Write out the entries below once more, exactly, with the pictures left out.

──────── Provided records

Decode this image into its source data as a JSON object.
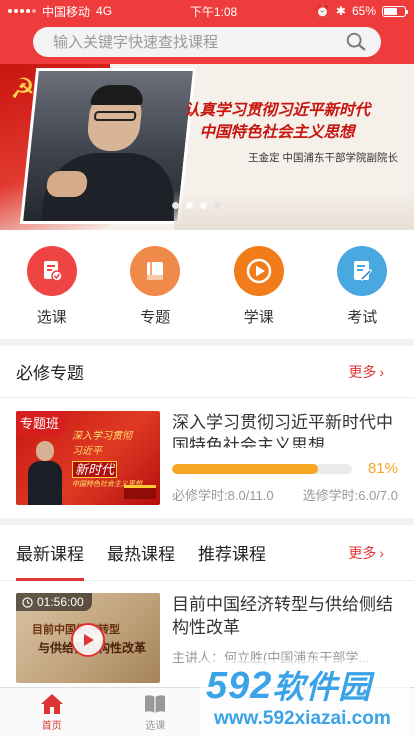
{
  "status_bar": {
    "carrier": "中国移动",
    "network": "4G",
    "time": "下午1:08",
    "battery": "65%"
  },
  "search": {
    "placeholder": "输入关键字快速查找课程"
  },
  "banner": {
    "slogan_line1": "认真学习贯彻习近平新时代",
    "slogan_line2": "中国特色社会主义思想",
    "caption": "王金定  中国浦东干部学院副院长",
    "dots": 4,
    "active_dot": 4
  },
  "quick_entries": [
    {
      "label": "选课",
      "icon": "select-course-icon",
      "color": "#ef4444"
    },
    {
      "label": "专题",
      "icon": "book-icon",
      "color": "#f08a4b"
    },
    {
      "label": "学课",
      "icon": "play-icon",
      "color": "#f27b1a"
    },
    {
      "label": "考试",
      "icon": "exam-icon",
      "color": "#4aa8e0"
    }
  ],
  "required_section": {
    "title": "必修专题",
    "more": "更多",
    "card": {
      "tag": "专题班",
      "thumb_text1": "深入学习贯彻",
      "thumb_text2": "习近平",
      "thumb_text3": "新时代",
      "thumb_text4": "中国特色社会主义思想",
      "title": "深入学习贯彻习近平新时代中国特色社会主义思想",
      "progress": 0.81,
      "progress_label": "81%",
      "required_hours": "必修学时:8.0/11.0",
      "elective_hours": "选修学时:6.0/7.0"
    }
  },
  "course_tabs": {
    "tabs": [
      "最新课程",
      "最热课程",
      "推荐课程"
    ],
    "active": 0,
    "more": "更多"
  },
  "course": {
    "duration": "01:56:00",
    "thumb_text1": "目前中国经济转型",
    "thumb_text2": "与供给侧结构性改革",
    "title": "目前中国经济转型与供给侧结构性改革",
    "meta": "主讲人：何立胜(中国浦东干部学..."
  },
  "tabbar": [
    {
      "label": "首页",
      "icon": "home-icon",
      "active": true
    },
    {
      "label": "选课",
      "icon": "book-open-icon",
      "active": false
    },
    {
      "label": "",
      "icon": "",
      "active": false
    },
    {
      "label": "",
      "icon": "",
      "active": false
    }
  ],
  "watermark": {
    "logo": "592",
    "logo_cn": "软件园",
    "url": "www.592xiazai.com"
  },
  "colors": {
    "primary": "#ee3b3b",
    "progress": "#f5a623",
    "link": "#e03434"
  }
}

────────────────

[Expected answer]
Decode this image into its source data as a JSON object.
{
  "status_bar": {
    "carrier": "中国移动",
    "network": "4G",
    "time": "下午1:08",
    "battery": "65%"
  },
  "search": {
    "placeholder": "输入关键字快速查找课程"
  },
  "banner": {
    "slogan_line1": "认真学习贯彻习近平新时代",
    "slogan_line2": "中国特色社会主义思想",
    "caption": "王金定  中国浦东干部学院副院长",
    "dots": 4,
    "active_dot": 4
  },
  "quick_entries": [
    {
      "label": "选课",
      "icon": "select-course-icon",
      "color": "#ef4444"
    },
    {
      "label": "专题",
      "icon": "book-icon",
      "color": "#f08a4b"
    },
    {
      "label": "学课",
      "icon": "play-icon",
      "color": "#f27b1a"
    },
    {
      "label": "考试",
      "icon": "exam-icon",
      "color": "#4aa8e0"
    }
  ],
  "required_section": {
    "title": "必修专题",
    "more": "更多",
    "card": {
      "tag": "专题班",
      "thumb_text1": "深入学习贯彻",
      "thumb_text2": "习近平",
      "thumb_text3": "新时代",
      "thumb_text4": "中国特色社会主义思想",
      "title": "深入学习贯彻习近平新时代中国特色社会主义思想",
      "progress": 0.81,
      "progress_label": "81%",
      "required_hours": "必修学时:8.0/11.0",
      "elective_hours": "选修学时:6.0/7.0"
    }
  },
  "course_tabs": {
    "tabs": [
      "最新课程",
      "最热课程",
      "推荐课程"
    ],
    "active": 0,
    "more": "更多"
  },
  "course": {
    "duration": "01:56:00",
    "thumb_text1": "目前中国经济转型",
    "thumb_text2": "与供给侧结构性改革",
    "title": "目前中国经济转型与供给侧结构性改革",
    "meta": "主讲人：何立胜(中国浦东干部学..."
  },
  "tabbar": [
    {
      "label": "首页",
      "icon": "home-icon",
      "active": true
    },
    {
      "label": "选课",
      "icon": "book-open-icon",
      "active": false
    },
    {
      "label": "",
      "icon": "",
      "active": false
    },
    {
      "label": "",
      "icon": "",
      "active": false
    }
  ],
  "watermark": {
    "logo": "592",
    "logo_cn": "软件园",
    "url": "www.592xiazai.com"
  },
  "colors": {
    "primary": "#ee3b3b",
    "progress": "#f5a623",
    "link": "#e03434"
  }
}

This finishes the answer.